## What you will do
1/ In the identity theft article, reproduce verbatim the part that opens with the words containing "Putting An End" and closes with "be very afraid.".
2/ Condense the paragraph of the identity theft article beginning "According to the 2013 Identity Fraud Report" into a short bulleted list that keeps its main facts.
3/ Extend the identity theft article, picking up after its last sentence.

*** Opening Text shown ***

Putting An End To Identity Theft

Two books shaped my ideas about identity theft.  The first was Michael Crichton’s excellent “State of Fear,” in which he postulated that the government and media conspire to keep us in a constant state of fear through the waves of Columbian Drug Czars, AIDS, Global Warming, Global Terrorism, etc.  The second was Tom Clancy’s bestseller, “Clear and Present Danger,” in which we all pretended that a Columbian Drug Lord would murder us in our sleep. 

The mantra: Be afraid, be very afraid.

Truth is, none of these big scary things was really big and scary to the majority of us.  With no disrespect to victims of identity theft, let’s look at the numbers.

According to the 2013 Identity Fraud Report from Javelin Strategy and Research  (see https://www.javelinstrategy.com/brochure/276), the number of identity fraud incidents increased by one million more consumers in 2012, with the dollar amount stolen up to $21 billion.  That’s not as key a finding as the fact that nearly one in four consumers who received “data breach” letters became victims of identity fraud.

Identity fraud is considered different from identity theft.  That is, identity theft refers specifically to stealing money (as in the theft of a credit card number and its illicit use)  Identity fraud also included efforts to steal an identity for other purposes, as when a deceased child’s ID is stolen to get a bogus driver’s license.

*** Closing Text shown ***
*** Opening Information shown ***

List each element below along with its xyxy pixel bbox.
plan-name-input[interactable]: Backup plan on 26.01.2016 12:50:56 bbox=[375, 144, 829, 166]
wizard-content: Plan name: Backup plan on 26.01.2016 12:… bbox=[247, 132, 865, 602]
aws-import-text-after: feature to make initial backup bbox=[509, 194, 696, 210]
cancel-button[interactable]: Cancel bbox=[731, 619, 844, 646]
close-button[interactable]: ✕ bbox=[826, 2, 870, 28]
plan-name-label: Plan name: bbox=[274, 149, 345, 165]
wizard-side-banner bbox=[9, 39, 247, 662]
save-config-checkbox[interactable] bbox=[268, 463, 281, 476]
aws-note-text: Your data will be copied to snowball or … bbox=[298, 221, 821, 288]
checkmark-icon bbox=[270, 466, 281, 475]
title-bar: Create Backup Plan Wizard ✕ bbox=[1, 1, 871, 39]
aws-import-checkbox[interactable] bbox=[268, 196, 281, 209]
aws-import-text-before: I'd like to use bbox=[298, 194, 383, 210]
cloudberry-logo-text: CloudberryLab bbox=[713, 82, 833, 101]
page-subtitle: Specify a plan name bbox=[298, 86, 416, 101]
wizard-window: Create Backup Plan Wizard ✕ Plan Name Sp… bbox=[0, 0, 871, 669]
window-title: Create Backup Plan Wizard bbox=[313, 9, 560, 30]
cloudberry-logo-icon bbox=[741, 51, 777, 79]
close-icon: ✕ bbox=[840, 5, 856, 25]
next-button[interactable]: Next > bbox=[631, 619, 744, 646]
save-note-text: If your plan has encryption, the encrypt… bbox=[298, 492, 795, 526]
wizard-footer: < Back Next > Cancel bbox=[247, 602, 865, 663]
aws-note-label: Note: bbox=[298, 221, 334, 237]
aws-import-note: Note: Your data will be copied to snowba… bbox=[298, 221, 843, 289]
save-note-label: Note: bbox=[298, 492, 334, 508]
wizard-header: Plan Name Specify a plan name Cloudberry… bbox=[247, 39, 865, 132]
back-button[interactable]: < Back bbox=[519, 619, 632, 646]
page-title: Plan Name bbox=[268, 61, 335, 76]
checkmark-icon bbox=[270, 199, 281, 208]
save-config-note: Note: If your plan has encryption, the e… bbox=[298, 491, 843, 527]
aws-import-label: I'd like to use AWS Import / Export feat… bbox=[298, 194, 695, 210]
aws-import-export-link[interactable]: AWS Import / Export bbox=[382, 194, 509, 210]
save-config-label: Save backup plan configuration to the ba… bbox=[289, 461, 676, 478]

*** Closing Information shown ***

## Replies
1/
Putting An End To Identity Theft

Two books shaped my ideas about identity theft.  The first was Michael Crichton’s excellent “State of Fear,” in which he postulated that the government and media conspire to keep us in a constant state of fear through the waves of Columbian Drug Czars, AIDS, Global Warming, Global Terrorism, etc.  The second was Tom Clancy’s bestseller, “Clear and Present Danger,” in which we all pretended that a Columbian Drug Lord would murder us in our sleep. 

The mantra: Be afraid, be very afraid.

2/
- Source: the 2013 Identity Fraud Report from Javelin Strategy and Research
- Identity fraud affected one million more consumers in 2012.
- The amount stolen rose to $21 billion.
- The more important finding: nearly one in four consumers who received "data breach" letters became victims of identity fraud.

3/
No one likes to report how many people have their bank accounts cleaned out, their credit cards hit for merchandise or phony loans taken out, because it is easier to lump together a lot of different kinds of “identity fraud” to make the problem seem bigger than it is. 

Javelin reports that 12.6 million Americans were victims of identity fraud in 2012, or about 3.8 percent of the population.  And far less than that, if one considers how broad the category of “identity fraud” might be.  That is, the number of people who are victims of identity theft as we think of it are about half as many who believe in alien abductions.

So if you wanted to put an immediate end of identity theft (and probably identity fraud as well), we need to take only two simple steps:

• Make the companies whose databases are stolen financially liable for identity thefts from those stolen databases.  Look, if you borrow my car and smash it up, you have to pay for the damage.  Why should these companies be held to a lesser standard?  It’s not as if they will actually have to pay – they will simply set out reserves or take out insurance policies to cover the risk.  Meanwhile, the ones who are careless with my data have to pay a little more than just a year’s credit reports.  Make them liable for being careless.
• Make the merchants who sell to someone using my identity eat the cost.  It just isn’t that hard to verify identities, and companies that don’t do basic security should pay for their carelessness as well.  This includes bank loans, new credit cards, etc.  If they are so anxious to do a deal without due diligence, they should pay for the privilege.

No doubt the merchants and financial institutions would argue that these are draconian measures, but the reality is that these two steps would shift the pain of identity theft from the innocent victims to the people who profit by going along with identity theft.

These two points will never become law, simply because those entities have lobbying dollars and the ear of the Congress.  Still, if you are serious about solving the problem of identity theft, these two steps would end it immediately.

Identity theft is a real problem for those who have suffered it, but the number of people who have suffered is smaller than you think.  And that means that while it is prudent to take some common-sense precautions, the real solution is to hold the guilty, not the innocent, responsible.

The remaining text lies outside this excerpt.